Data entries.
================================

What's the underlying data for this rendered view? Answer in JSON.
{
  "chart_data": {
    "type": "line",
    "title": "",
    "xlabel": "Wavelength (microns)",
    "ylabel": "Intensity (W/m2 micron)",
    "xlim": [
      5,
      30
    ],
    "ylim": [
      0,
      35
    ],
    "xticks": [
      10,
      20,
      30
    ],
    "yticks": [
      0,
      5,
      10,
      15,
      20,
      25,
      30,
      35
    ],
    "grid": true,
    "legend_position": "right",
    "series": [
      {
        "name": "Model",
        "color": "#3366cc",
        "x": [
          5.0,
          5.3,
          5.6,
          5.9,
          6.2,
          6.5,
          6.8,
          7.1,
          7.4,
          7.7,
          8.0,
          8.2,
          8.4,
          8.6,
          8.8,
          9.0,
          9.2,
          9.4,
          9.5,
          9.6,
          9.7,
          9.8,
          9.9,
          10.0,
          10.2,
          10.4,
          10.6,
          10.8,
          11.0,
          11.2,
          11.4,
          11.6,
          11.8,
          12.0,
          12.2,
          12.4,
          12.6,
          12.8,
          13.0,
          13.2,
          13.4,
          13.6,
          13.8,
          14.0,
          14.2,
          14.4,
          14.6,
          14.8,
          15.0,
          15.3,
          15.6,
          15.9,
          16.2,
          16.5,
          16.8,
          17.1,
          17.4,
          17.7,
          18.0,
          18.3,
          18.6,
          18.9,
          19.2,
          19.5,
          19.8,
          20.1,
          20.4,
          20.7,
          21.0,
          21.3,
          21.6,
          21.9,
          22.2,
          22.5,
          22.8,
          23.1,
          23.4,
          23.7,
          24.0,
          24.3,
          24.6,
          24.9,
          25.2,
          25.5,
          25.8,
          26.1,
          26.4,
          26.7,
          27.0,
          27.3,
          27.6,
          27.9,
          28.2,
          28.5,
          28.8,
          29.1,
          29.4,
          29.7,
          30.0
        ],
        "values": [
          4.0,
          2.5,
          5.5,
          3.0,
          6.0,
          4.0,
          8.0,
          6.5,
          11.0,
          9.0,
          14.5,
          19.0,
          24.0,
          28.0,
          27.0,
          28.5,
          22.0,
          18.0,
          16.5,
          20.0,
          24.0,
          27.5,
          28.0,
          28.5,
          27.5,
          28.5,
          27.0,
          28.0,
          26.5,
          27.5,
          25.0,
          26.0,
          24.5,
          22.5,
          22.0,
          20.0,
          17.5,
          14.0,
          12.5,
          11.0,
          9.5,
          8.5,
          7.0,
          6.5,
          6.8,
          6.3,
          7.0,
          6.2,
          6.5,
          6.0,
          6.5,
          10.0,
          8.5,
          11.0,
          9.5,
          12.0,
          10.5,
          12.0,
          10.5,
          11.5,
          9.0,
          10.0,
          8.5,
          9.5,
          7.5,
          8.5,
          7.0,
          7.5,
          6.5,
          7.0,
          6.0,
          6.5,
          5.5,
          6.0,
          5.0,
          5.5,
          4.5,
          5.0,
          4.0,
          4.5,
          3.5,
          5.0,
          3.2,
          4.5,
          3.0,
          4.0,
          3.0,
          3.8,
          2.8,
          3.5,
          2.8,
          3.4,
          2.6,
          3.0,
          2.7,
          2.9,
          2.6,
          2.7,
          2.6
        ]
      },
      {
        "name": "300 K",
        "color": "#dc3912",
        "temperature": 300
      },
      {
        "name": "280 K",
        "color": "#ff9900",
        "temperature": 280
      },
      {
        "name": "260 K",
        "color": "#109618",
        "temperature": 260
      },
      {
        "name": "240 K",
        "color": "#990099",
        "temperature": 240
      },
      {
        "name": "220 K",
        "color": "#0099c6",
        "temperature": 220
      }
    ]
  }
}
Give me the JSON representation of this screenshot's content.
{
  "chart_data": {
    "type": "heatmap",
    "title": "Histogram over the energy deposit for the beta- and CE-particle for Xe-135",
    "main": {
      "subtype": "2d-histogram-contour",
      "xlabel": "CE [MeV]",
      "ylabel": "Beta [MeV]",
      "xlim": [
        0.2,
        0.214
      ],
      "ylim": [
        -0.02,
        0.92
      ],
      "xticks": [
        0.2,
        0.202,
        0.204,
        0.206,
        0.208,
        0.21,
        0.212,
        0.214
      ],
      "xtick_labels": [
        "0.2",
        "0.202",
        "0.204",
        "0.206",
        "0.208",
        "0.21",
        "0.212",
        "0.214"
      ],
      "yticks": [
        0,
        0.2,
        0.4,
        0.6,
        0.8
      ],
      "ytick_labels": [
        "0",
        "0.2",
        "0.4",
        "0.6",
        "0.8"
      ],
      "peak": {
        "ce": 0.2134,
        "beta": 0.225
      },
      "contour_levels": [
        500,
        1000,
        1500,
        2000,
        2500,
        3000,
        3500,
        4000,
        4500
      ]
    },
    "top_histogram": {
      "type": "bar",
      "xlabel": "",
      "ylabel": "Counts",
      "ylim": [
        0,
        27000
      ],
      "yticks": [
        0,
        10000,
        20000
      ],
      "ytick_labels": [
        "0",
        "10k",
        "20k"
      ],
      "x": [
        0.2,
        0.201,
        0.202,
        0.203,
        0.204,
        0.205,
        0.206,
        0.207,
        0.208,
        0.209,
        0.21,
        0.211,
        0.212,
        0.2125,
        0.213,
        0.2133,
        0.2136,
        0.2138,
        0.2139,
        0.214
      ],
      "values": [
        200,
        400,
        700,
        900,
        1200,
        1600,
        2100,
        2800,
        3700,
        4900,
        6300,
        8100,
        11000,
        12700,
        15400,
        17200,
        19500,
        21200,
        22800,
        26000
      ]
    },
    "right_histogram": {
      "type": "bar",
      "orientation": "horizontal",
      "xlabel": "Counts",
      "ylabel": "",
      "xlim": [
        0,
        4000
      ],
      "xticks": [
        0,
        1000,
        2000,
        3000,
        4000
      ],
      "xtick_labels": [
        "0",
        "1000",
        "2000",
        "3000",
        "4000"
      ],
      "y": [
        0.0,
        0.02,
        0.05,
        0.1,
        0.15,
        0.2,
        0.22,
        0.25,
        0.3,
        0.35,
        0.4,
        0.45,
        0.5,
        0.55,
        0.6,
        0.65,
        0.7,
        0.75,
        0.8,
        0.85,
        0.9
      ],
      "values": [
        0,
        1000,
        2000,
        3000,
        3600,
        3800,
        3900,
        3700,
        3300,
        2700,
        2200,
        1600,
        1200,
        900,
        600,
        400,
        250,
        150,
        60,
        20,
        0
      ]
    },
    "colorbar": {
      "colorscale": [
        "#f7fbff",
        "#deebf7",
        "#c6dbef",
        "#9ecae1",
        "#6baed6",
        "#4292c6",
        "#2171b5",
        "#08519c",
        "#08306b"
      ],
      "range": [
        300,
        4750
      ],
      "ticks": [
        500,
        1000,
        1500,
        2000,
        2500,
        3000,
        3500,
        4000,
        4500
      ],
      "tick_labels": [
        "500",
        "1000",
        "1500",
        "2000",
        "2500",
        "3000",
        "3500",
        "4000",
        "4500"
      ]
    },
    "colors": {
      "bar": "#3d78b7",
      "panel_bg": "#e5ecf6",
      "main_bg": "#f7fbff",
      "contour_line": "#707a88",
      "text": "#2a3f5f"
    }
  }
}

================================

Given problem.
Every entry should be printed again exactly as it stands.

The answer.
What's the underlying data for this rendered view? Answer in JSON.
{
  "chart_data": {
    "type": "line",
    "title": "",
    "xlabel": "Wavelength (microns)",
    "ylabel": "Intensity (W/m2 micron)",
    "xlim": [
      5,
      30
    ],
    "ylim": [
      0,
      35
    ],
    "xticks": [
      10,
      20,
      30
    ],
    "yticks": [
      0,
      5,
      10,
      15,
      20,
      25,
      30,
      35
    ],
    "grid": true,
    "legend_position": "right",
    "series": [
      {
        "name": "Model",
        "color": "#3366cc",
        "x": [
          5.0,
          5.3,
          5.6,
          5.9,
          6.2,
          6.5,
          6.8,
          7.1,
          7.4,
          7.7,
          8.0,
          8.2,
          8.4,
          8.6,
          8.8,
          9.0,
          9.2,
          9.4,
          9.5,
          9.6,
          9.7,
          9.8,
          9.9,
          10.0,
          10.2,
          10.4,
          10.6,
          10.8,
          11.0,
          11.2,
          11.4,
          11.6,
          11.8,
          12.0,
          12.2,
          12.4,
          12.6,
          12.8,
          13.0,
          13.2,
          13.4,
          13.6,
          13.8,
          14.0,
          14.2,
          14.4,
          14.6,
          14.8,
          15.0,
          15.3,
          15.6,
          15.9,
          16.2,
          16.5,
          16.8,
          17.1,
          17.4,
          17.7,
          18.0,
          18.3,
          18.6,
          18.9,
          19.2,
          19.5,
          19.8,
          20.1,
          20.4,
          20.7,
          21.0,
          21.3,
          21.6,
          21.9,
          22.2,
          22.5,
          22.8,
          23.1,
          23.4,
          23.7,
          24.0,
          24.3,
          24.6,
          24.9,
          25.2,
          25.5,
          25.8,
          26.1,
          26.4,
          26.7,
          27.0,
          27.3,
          27.6,
          27.9,
          28.2,
          28.5,
          28.8,
          29.1,
          29.4,
          29.7,
          30.0
        ],
        "values": [
          4.0,
          2.5,
          5.5,
          3.0,
          6.0,
          4.0,
          8.0,
          6.5,
          11.0,
          9.0,
          14.5,
          19.0,
          24.0,
          28.0,
          27.0,
          28.5,
          22.0,
          18.0,
          16.5,
          20.0,
          24.0,
          27.5,
          28.0,
          28.5,
          27.5,
          28.5,
          27.0,
          28.0,
          26.5,
          27.5,
          25.0,
          26.0,
          24.5,
          22.5,
          22.0,
          20.0,
          17.5,
          14.0,
          12.5,
          11.0,
          9.5,
          8.5,
          7.0,
          6.5,
          6.8,
          6.3,
          7.0,
          6.2,
          6.5,
          6.0,
          6.5,
          10.0,
          8.5,
          11.0,
          9.5,
          12.0,
          10.5,
          12.0,
          10.5,
          11.5,
          9.0,
          10.0,
          8.5,
          9.5,
          7.5,
          8.5,
          7.0,
          7.5,
          6.5,
          7.0,
          6.0,
          6.5,
          5.5,
          6.0,
          5.0,
          5.5,
          4.5,
          5.0,
          4.0,
          4.5,
          3.5,
          5.0,
          3.2,
          4.5,
          3.0,
          4.0,
          3.0,
          3.8,
          2.8,
          3.5,
          2.8,
          3.4,
          2.6,
          3.0,
          2.7,
          2.9,
          2.6,
          2.7,
          2.6
        ]
      },
      {
        "name": "300 K",
        "color": "#dc3912",
        "temperature": 300
      },
      {
        "name": "280 K",
        "color": "#ff9900",
        "temperature": 280
      },
      {
        "name": "260 K",
        "color": "#109618",
        "temperature": 260
      },
      {
        "name": "240 K",
        "color": "#990099",
        "temperature": 240
      },
      {
        "name": "220 K",
        "color": "#0099c6",
        "temperature": 220
      }
    ]
  }
}
Give me the JSON representation of this screenshot's content.
{
  "chart_data": {
    "type": "heatmap",
    "title": "Histogram over the energy deposit for the beta- and CE-particle for Xe-135",
    "main": {
      "subtype": "2d-histogram-contour",
      "xlabel": "CE [MeV]",
      "ylabel": "Beta [MeV]",
      "xlim": [
        0.2,
        0.214
      ],
      "ylim": [
        -0.02,
        0.92
      ],
      "xticks": [
        0.2,
        0.202,
        0.204,
        0.206,
        0.208,
        0.21,
        0.212,
        0.214
      ],
      "xtick_labels": [
        "0.2",
        "0.202",
        "0.204",
        "0.206",
        "0.208",
        "0.21",
        "0.212",
        "0.214"
      ],
      "yticks": [
        0,
        0.2,
        0.4,
        0.6,
        0.8
      ],
      "ytick_labels": [
        "0",
        "0.2",
        "0.4",
        "0.6",
        "0.8"
      ],
      "peak": {
        "ce": 0.2134,
        "beta": 0.225
      },
      "contour_levels": [
        500,
        1000,
        1500,
        2000,
        2500,
        3000,
        3500,
        4000,
        4500
      ]
    },
    "top_histogram": {
      "type": "bar",
      "xlabel": "",
      "ylabel": "Counts",
      "ylim": [
        0,
        27000
      ],
      "yticks": [
        0,
        10000,
        20000
      ],
      "ytick_labels": [
        "0",
        "10k",
        "20k"
      ],
      "x": [
        0.2,
        0.201,
        0.202,
        0.203,
        0.204,
        0.205,
        0.206,
        0.207,
        0.208,
        0.209,
        0.21,
        0.211,
        0.212,
        0.2125,
        0.213,
        0.2133,
        0.2136,
        0.2138,
        0.2139,
        0.214
      ],
      "values": [
        200,
        400,
        700,
        900,
        1200,
        1600,
        2100,
        2800,
        3700,
        4900,
        6300,
        8100,
        11000,
        12700,
        15400,
        17200,
        19500,
        21200,
        22800,
        26000
      ]
    },
    "right_histogram": {
      "type": "bar",
      "orientation": "horizontal",
      "xlabel": "Counts",
      "ylabel": "",
      "xlim": [
        0,
        4000
      ],
      "xticks": [
        0,
        1000,
        2000,
        3000,
        4000
      ],
      "xtick_labels": [
        "0",
        "1000",
        "2000",
        "3000",
        "4000"
      ],
      "y": [
        0.0,
        0.02,
        0.05,
        0.1,
        0.15,
        0.2,
        0.22,
        0.25,
        0.3,
        0.35,
        0.4,
        0.45,
        0.5,
        0.55,
        0.6,
        0.65,
        0.7,
        0.75,
        0.8,
        0.85,
        0.9
      ],
      "values": [
        0,
        1000,
        2000,
        3000,
        3600,
        3800,
        3900,
        3700,
        3300,
        2700,
        2200,
        1600,
        1200,
        900,
        600,
        400,
        250,
        150,
        60,
        20,
        0
      ]
    },
    "colorbar": {
      "colorscale": [
        "#f7fbff",
        "#deebf7",
        "#c6dbef",
        "#9ecae1",
        "#6baed6",
        "#4292c6",
        "#2171b5",
        "#08519c",
        "#08306b"
      ],
      "range": [
        300,
        4750
      ],
      "ticks": [
        500,
        1000,
        1500,
        2000,
        2500,
        3000,
        3500,
        4000,
        4500
      ],
      "tick_labels": [
        "500",
        "1000",
        "1500",
        "2000",
        "2500",
        "3000",
        "3500",
        "4000",
        "4500"
      ]
    },
    "colors": {
      "bar": "#3d78b7",
      "panel_bg": "#e5ecf6",
      "main_bg": "#f7fbff",
      "contour_line": "#707a88",
      "text": "#2a3f5f"
    }
  }
}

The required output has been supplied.